▸ **What is being asked**:
Gather the lines that hold the string "September".

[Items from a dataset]

══════

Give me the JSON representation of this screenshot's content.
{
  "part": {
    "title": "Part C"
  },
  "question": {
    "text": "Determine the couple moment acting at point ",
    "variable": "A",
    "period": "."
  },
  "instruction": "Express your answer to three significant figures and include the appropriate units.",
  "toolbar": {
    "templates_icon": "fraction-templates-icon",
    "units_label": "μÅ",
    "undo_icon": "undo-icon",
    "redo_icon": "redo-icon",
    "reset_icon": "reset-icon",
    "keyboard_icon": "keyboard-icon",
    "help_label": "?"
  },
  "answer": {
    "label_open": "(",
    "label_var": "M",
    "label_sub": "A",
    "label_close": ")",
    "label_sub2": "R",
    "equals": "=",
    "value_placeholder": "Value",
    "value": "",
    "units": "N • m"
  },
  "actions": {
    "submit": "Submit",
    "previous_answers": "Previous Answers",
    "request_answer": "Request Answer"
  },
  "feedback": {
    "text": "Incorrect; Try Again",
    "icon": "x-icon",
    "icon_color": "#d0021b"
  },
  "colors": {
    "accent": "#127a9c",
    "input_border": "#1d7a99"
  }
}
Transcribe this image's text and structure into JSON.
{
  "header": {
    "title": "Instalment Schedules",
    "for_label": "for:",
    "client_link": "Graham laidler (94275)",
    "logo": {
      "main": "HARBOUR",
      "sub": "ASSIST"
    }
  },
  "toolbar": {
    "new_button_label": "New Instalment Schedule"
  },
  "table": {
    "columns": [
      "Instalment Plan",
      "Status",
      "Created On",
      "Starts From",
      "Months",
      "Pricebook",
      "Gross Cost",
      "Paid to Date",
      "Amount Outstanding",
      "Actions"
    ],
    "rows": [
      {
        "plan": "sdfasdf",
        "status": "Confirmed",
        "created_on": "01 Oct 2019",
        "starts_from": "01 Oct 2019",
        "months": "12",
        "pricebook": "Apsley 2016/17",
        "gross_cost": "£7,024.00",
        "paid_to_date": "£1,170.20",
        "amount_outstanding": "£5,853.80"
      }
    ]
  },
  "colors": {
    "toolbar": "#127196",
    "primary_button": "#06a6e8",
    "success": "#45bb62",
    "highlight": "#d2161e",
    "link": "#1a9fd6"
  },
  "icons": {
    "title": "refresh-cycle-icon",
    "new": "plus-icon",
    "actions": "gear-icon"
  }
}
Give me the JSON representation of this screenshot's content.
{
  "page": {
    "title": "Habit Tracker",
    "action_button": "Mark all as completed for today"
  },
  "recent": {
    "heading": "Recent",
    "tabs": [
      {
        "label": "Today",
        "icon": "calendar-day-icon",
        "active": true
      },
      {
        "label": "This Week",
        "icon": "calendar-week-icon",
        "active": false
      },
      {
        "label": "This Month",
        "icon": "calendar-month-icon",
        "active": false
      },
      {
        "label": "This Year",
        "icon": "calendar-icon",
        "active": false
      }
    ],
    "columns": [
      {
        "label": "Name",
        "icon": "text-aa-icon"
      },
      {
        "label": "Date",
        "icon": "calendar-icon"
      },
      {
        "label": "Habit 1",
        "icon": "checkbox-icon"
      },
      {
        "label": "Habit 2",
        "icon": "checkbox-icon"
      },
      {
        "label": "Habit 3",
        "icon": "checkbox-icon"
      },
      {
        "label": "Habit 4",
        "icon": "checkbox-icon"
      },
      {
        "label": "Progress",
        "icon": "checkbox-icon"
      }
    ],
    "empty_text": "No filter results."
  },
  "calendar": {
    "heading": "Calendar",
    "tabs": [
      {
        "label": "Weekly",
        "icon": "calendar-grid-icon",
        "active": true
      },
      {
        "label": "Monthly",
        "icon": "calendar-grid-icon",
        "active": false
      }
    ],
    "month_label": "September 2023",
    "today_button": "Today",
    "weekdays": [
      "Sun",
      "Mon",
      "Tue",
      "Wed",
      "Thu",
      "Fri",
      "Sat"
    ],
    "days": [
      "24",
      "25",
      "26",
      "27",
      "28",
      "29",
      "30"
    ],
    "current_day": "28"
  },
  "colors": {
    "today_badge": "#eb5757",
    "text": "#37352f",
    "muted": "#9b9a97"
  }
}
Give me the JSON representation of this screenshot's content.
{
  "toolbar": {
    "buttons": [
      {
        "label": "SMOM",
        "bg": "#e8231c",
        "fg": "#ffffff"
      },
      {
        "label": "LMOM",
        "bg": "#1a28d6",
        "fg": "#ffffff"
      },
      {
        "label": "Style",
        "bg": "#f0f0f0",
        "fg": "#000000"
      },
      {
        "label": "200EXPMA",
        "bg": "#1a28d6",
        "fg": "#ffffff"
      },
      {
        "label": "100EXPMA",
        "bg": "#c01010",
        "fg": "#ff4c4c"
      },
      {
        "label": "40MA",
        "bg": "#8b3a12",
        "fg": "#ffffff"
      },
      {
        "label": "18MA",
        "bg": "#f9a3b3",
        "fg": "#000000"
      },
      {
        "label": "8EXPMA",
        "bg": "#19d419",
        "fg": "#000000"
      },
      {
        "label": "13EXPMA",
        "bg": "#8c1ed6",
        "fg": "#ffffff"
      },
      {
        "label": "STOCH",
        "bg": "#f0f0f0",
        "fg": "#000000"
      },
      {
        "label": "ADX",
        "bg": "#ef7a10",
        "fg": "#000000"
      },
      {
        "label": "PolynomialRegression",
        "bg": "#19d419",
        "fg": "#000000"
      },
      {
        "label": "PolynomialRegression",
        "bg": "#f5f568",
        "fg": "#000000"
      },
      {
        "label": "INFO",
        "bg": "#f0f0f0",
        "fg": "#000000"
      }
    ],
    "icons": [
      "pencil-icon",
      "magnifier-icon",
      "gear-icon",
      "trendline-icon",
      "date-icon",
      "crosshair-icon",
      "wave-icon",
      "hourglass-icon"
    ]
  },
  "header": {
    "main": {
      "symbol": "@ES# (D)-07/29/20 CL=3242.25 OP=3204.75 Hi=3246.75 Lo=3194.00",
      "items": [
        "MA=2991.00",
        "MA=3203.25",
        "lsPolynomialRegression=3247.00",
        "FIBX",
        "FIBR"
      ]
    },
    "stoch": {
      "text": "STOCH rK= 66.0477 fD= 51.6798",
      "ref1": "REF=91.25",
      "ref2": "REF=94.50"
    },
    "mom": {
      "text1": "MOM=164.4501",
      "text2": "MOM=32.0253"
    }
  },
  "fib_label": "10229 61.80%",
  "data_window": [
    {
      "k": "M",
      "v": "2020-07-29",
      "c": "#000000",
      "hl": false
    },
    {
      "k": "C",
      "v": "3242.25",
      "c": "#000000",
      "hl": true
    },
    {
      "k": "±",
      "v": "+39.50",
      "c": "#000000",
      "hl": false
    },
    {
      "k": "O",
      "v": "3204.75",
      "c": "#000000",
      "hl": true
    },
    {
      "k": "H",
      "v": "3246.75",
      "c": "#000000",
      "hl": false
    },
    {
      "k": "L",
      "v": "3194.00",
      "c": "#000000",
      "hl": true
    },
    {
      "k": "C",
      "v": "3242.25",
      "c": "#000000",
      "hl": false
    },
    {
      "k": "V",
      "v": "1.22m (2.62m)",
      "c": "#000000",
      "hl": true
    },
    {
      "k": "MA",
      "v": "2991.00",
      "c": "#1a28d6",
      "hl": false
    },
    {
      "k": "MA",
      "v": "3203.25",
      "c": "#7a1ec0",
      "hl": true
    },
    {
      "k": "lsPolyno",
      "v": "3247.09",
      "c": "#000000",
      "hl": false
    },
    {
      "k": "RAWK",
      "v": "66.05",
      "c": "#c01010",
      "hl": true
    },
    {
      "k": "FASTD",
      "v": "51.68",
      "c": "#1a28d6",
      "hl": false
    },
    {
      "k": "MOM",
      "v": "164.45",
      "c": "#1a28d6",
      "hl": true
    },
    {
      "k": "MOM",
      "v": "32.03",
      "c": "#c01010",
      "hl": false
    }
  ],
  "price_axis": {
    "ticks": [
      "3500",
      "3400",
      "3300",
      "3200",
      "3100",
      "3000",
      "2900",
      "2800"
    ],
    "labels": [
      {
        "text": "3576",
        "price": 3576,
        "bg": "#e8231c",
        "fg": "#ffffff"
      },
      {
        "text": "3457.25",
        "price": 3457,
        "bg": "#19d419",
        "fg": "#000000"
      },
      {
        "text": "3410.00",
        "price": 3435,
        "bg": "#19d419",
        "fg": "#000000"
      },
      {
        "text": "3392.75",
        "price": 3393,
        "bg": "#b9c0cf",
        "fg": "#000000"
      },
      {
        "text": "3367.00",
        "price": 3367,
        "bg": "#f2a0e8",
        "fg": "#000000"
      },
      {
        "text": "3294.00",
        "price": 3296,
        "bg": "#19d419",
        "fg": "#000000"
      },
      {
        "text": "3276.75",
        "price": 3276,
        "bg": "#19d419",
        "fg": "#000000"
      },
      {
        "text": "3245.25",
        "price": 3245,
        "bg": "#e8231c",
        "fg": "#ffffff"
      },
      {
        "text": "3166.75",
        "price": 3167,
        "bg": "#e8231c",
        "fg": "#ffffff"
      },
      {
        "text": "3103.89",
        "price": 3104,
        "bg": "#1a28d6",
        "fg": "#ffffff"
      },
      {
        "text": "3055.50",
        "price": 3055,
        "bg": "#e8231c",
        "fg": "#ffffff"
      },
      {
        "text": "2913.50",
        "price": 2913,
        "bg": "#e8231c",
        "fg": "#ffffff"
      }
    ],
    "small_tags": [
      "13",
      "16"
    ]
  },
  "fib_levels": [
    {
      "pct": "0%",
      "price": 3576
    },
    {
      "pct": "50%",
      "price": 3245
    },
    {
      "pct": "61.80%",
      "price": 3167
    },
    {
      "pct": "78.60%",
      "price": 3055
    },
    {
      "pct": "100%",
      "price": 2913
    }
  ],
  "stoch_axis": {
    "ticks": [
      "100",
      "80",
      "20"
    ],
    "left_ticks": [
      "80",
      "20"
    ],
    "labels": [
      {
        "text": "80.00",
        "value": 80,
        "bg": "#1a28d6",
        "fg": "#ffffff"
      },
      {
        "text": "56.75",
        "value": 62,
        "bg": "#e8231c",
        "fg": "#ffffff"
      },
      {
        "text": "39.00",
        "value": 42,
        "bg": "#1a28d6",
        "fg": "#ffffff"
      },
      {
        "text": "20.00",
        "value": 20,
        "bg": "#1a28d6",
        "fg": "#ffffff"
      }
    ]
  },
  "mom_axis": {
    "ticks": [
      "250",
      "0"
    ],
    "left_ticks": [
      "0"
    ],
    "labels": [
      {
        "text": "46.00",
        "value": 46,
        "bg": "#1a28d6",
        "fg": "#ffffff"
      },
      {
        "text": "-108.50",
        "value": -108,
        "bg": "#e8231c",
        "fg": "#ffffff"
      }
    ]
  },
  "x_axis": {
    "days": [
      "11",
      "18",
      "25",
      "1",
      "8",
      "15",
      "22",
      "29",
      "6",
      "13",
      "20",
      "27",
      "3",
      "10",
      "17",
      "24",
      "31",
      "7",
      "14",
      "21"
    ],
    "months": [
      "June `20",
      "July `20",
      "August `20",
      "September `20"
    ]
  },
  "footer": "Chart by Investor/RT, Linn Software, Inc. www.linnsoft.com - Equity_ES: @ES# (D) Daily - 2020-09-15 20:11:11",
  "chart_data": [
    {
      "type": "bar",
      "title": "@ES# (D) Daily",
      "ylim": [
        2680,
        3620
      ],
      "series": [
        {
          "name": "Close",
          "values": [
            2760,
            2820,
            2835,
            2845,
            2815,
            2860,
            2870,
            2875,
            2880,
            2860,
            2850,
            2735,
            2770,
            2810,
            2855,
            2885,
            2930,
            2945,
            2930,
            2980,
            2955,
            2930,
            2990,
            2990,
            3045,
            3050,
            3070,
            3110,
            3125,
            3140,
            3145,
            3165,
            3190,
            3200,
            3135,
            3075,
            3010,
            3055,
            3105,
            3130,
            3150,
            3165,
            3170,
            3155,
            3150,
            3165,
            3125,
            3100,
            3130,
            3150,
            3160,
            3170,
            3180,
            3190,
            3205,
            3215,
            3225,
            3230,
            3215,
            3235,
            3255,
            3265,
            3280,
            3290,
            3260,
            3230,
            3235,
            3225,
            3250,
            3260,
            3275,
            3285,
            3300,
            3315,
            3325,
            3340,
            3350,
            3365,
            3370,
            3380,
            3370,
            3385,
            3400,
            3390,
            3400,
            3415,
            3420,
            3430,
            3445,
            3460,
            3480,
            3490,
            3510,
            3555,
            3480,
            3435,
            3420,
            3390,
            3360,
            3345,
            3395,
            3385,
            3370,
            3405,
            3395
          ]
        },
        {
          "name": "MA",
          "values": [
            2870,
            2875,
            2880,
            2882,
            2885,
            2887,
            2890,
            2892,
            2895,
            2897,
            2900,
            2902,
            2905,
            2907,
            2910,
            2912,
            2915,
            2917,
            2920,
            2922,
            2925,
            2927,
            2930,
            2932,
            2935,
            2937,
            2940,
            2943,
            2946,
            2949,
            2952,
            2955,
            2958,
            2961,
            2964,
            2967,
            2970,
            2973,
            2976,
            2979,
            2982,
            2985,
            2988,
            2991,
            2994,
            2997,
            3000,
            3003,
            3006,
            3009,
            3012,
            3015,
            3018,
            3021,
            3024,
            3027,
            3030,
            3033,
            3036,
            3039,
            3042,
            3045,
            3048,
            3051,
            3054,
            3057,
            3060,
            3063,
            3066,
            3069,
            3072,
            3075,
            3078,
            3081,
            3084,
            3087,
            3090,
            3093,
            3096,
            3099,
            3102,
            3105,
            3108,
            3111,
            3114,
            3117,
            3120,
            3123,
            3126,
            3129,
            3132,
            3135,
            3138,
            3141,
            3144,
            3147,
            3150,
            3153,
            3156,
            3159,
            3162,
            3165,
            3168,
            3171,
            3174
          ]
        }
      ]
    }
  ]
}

══════

▸ **Written reply**:
    "month_label": "September 2023",
      "September `20"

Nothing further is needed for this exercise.